### Task
Your task is to output the listing word for word, with pictures excluded.

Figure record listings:
__________
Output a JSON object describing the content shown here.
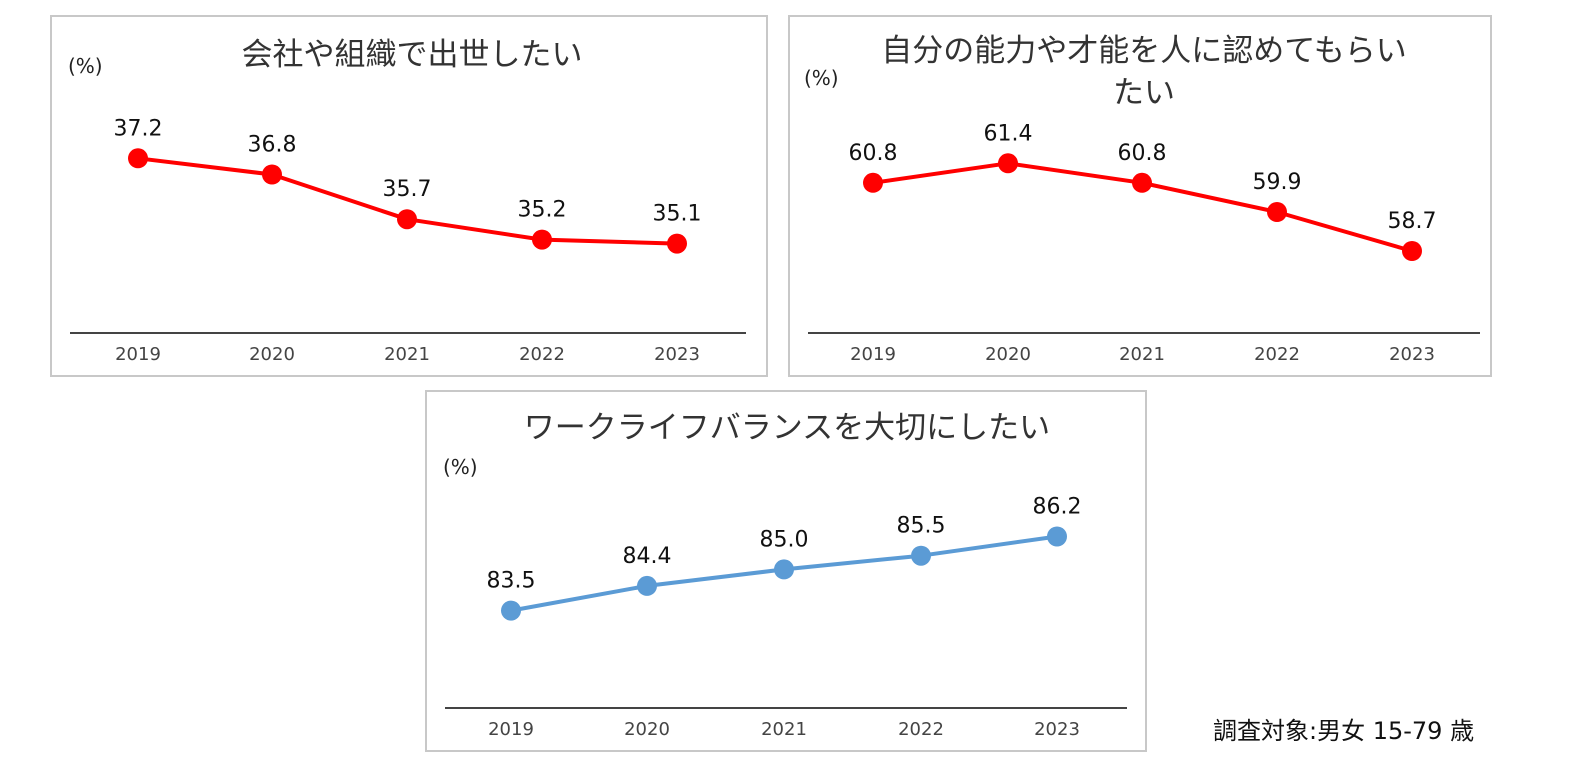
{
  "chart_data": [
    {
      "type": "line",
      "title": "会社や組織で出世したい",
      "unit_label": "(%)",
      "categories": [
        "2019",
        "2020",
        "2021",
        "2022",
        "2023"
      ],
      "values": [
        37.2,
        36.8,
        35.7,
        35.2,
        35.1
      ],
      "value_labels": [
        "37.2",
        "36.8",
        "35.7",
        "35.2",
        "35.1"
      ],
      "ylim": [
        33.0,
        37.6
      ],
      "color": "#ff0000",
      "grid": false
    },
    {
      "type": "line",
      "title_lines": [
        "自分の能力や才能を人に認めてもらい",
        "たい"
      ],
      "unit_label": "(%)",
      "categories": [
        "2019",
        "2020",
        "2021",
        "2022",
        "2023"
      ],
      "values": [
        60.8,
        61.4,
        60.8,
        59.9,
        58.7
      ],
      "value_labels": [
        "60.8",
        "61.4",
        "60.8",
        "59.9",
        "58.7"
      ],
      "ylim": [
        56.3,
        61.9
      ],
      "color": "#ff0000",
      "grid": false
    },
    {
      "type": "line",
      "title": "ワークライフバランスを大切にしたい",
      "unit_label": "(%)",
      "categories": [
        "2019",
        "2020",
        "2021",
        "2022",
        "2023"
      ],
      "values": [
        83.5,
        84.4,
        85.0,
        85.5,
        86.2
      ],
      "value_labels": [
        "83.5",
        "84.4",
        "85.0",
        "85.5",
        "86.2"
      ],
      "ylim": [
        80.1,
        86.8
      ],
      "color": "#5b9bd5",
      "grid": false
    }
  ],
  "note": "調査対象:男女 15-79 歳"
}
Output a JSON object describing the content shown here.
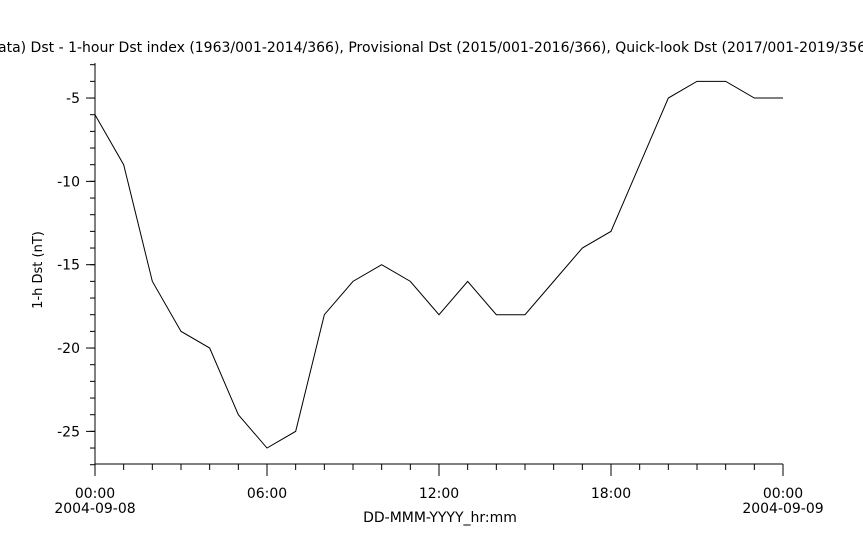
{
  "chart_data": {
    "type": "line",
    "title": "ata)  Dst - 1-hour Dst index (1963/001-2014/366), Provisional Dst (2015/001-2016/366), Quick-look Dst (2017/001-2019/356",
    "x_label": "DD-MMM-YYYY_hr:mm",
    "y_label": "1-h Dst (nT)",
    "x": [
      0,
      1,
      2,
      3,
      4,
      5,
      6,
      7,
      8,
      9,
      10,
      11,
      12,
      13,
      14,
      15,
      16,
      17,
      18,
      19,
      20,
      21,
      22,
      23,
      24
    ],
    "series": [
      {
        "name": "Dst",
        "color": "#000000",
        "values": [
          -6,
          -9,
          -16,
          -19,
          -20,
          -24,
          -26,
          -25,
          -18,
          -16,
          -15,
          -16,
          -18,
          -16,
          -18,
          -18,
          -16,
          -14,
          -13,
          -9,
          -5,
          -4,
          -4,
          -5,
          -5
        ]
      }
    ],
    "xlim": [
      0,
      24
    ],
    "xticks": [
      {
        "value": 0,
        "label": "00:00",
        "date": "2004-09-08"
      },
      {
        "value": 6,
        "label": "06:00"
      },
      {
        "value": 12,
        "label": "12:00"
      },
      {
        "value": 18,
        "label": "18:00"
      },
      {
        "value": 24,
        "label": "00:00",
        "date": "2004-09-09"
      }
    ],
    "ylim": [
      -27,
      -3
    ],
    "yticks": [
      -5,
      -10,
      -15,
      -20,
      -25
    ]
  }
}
__________
### Response for this exercise
Output a JSON object describing the content shown here.
{
  "chart_data": [
    {
      "type": "line",
      "title": "会社や組織で出世したい",
      "unit_label": "(%)",
      "categories": [
        "2019",
        "2020",
        "2021",
        "2022",
        "2023"
      ],
      "values": [
        37.2,
        36.8,
        35.7,
        35.2,
        35.1
      ],
      "value_labels": [
        "37.2",
        "36.8",
        "35.7",
        "35.2",
        "35.1"
      ],
      "ylim": [
        33.0,
        37.6
      ],
      "color": "#ff0000",
      "grid": false
    },
    {
      "type": "line",
      "title_lines": [
        "自分の能力や才能を人に認めてもらい",
        "たい"
      ],
      "unit_label": "(%)",
      "categories": [
        "2019",
        "2020",
        "2021",
        "2022",
        "2023"
      ],
      "values": [
        60.8,
        61.4,
        60.8,
        59.9,
        58.7
      ],
      "value_labels": [
        "60.8",
        "61.4",
        "60.8",
        "59.9",
        "58.7"
      ],
      "ylim": [
        56.3,
        61.9
      ],
      "color": "#ff0000",
      "grid": false
    },
    {
      "type": "line",
      "title": "ワークライフバランスを大切にしたい",
      "unit_label": "(%)",
      "categories": [
        "2019",
        "2020",
        "2021",
        "2022",
        "2023"
      ],
      "values": [
        83.5,
        84.4,
        85.0,
        85.5,
        86.2
      ],
      "value_labels": [
        "83.5",
        "84.4",
        "85.0",
        "85.5",
        "86.2"
      ],
      "ylim": [
        80.1,
        86.8
      ],
      "color": "#5b9bd5",
      "grid": false
    }
  ],
  "note": "調査対象:男女 15-79 歳"
}
Output a JSON object describing the content shown here.
{
  "chart_data": {
    "type": "line",
    "title": "ata)  Dst - 1-hour Dst index (1963/001-2014/366), Provisional Dst (2015/001-2016/366), Quick-look Dst (2017/001-2019/356",
    "x_label": "DD-MMM-YYYY_hr:mm",
    "y_label": "1-h Dst (nT)",
    "x": [
      0,
      1,
      2,
      3,
      4,
      5,
      6,
      7,
      8,
      9,
      10,
      11,
      12,
      13,
      14,
      15,
      16,
      17,
      18,
      19,
      20,
      21,
      22,
      23,
      24
    ],
    "series": [
      {
        "name": "Dst",
        "color": "#000000",
        "values": [
          -6,
          -9,
          -16,
          -19,
          -20,
          -24,
          -26,
          -25,
          -18,
          -16,
          -15,
          -16,
          -18,
          -16,
          -18,
          -18,
          -16,
          -14,
          -13,
          -9,
          -5,
          -4,
          -4,
          -5,
          -5
        ]
      }
    ],
    "xlim": [
      0,
      24
    ],
    "xticks": [
      {
        "value": 0,
        "label": "00:00",
        "date": "2004-09-08"
      },
      {
        "value": 6,
        "label": "06:00"
      },
      {
        "value": 12,
        "label": "12:00"
      },
      {
        "value": 18,
        "label": "18:00"
      },
      {
        "value": 24,
        "label": "00:00",
        "date": "2004-09-09"
      }
    ],
    "ylim": [
      -27,
      -3
    ],
    "yticks": [
      -5,
      -10,
      -15,
      -20,
      -25
    ]
  }
}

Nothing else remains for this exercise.